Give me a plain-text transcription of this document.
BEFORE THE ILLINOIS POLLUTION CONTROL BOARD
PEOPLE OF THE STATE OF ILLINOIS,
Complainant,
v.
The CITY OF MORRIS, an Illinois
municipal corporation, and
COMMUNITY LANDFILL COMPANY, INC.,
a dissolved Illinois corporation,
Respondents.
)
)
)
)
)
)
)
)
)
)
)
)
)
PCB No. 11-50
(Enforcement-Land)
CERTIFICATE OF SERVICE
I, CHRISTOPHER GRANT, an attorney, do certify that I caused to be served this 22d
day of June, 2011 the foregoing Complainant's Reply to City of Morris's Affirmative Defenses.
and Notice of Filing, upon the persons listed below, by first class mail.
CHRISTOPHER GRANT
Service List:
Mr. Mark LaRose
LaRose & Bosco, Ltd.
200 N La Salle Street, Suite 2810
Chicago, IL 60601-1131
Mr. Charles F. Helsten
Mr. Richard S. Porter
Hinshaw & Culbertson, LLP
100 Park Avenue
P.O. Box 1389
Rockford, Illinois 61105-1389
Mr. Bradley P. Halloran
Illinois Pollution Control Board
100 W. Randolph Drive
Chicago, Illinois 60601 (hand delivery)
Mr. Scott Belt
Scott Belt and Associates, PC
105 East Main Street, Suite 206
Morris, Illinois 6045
- - -
Return all lines of the material above in which the word "this" occurs.

Give me a plain-text transcription of this document.
I, CHRISTOPHER GRANT, an attorney, do certify that I caused to be served this 22d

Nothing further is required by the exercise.